REQUIREMENTS: Keep the wording of each record exactly the same when you repeat it, and leave out pictures.

SUPPLIED RECORDS:

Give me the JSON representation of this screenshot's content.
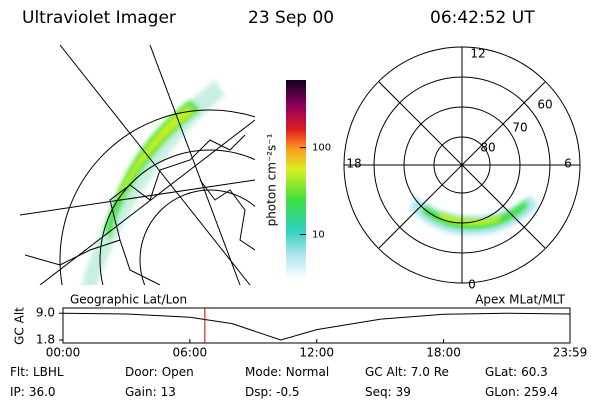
{
  "header": {
    "title": "Ultraviolet Imager",
    "date": "23 Sep 00",
    "time": "06:42:52 UT"
  },
  "map": {
    "label": "Geographic Lat/Lon"
  },
  "colorbar": {
    "label": "photon cm⁻²s⁻¹",
    "scale": "log",
    "lim": [
      3,
      600
    ],
    "ticks": [
      10,
      100
    ]
  },
  "polar": {
    "label": "Apex MLat/MLT",
    "mlt": [
      "12",
      "18",
      "6",
      "0"
    ],
    "mlat": [
      "60",
      "70",
      "80"
    ]
  },
  "altitude": {
    "ylabel": "GC Alt",
    "ylim": [
      1.0,
      10.4
    ],
    "yticks": [
      1.8,
      {
        "value": 9,
        "label": "9.0"
      }
    ],
    "xlim": [
      0,
      23.98
    ],
    "xticks": [
      {
        "value": 0,
        "label": "00:00"
      },
      {
        "value": 6,
        "label": "06:00"
      },
      {
        "value": 12,
        "label": "12:00"
      },
      {
        "value": 18,
        "label": "18:00"
      },
      {
        "value": 23.98,
        "label": "23:59"
      }
    ],
    "x": [
      0,
      3,
      6,
      8,
      10.3,
      12,
      15,
      18,
      21,
      23.98
    ],
    "values": [
      9.0,
      8.8,
      7.9,
      6.2,
      1.8,
      4.6,
      7.4,
      8.7,
      9.0,
      8.8
    ],
    "marker": 6.71,
    "marker_color": "#c00000"
  },
  "info": [
    [
      "Flt:",
      "LBHL"
    ],
    [
      "IP:",
      "36.0"
    ],
    [
      "Door:",
      "Open"
    ],
    [
      "Gain:",
      "13"
    ],
    [
      "Mode:",
      "Normal"
    ],
    [
      "Dsp:",
      "-0.5"
    ],
    [
      "GC Alt:",
      "7.0 Re"
    ],
    [
      "Seq:",
      "39"
    ],
    [
      "GLat:",
      "60.3"
    ],
    [
      "GLon:",
      "259.4"
    ]
  ]
}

WORKED SOLUTION:
Give me the JSON representation of this screenshot's content.
{
  "header": {
    "title": "Ultraviolet Imager",
    "date": "23 Sep 00",
    "time": "06:42:52 UT"
  },
  "map": {
    "label": "Geographic Lat/Lon"
  },
  "colorbar": {
    "label": "photon cm⁻²s⁻¹",
    "scale": "log",
    "lim": [
      3,
      600
    ],
    "ticks": [
      10,
      100
    ]
  },
  "polar": {
    "label": "Apex MLat/MLT",
    "mlt": [
      "12",
      "18",
      "6",
      "0"
    ],
    "mlat": [
      "60",
      "70",
      "80"
    ]
  },
  "altitude": {
    "ylabel": "GC Alt",
    "ylim": [
      1.0,
      10.4
    ],
    "yticks": [
      1.8,
      {
        "value": 9,
        "label": "9.0"
      }
    ],
    "xlim": [
      0,
      23.98
    ],
    "xticks": [
      {
        "value": 0,
        "label": "00:00"
      },
      {
        "value": 6,
        "label": "06:00"
      },
      {
        "value": 12,
        "label": "12:00"
      },
      {
        "value": 18,
        "label": "18:00"
      },
      {
        "value": 23.98,
        "label": "23:59"
      }
    ],
    "x": [
      0,
      3,
      6,
      8,
      10.3,
      12,
      15,
      18,
      21,
      23.98
    ],
    "values": [
      9.0,
      8.8,
      7.9,
      6.2,
      1.8,
      4.6,
      7.4,
      8.7,
      9.0,
      8.8
    ],
    "marker": 6.71,
    "marker_color": "#c00000"
  },
  "info": [
    [
      "Flt:",
      "LBHL"
    ],
    [
      "IP:",
      "36.0"
    ],
    [
      "Door:",
      "Open"
    ],
    [
      "Gain:",
      "13"
    ],
    [
      "Mode:",
      "Normal"
    ],
    [
      "Dsp:",
      "-0.5"
    ],
    [
      "GC Alt:",
      "7.0 Re"
    ],
    [
      "Seq:",
      "39"
    ],
    [
      "GLat:",
      "60.3"
    ],
    [
      "GLon:",
      "259.4"
    ]
  ]
}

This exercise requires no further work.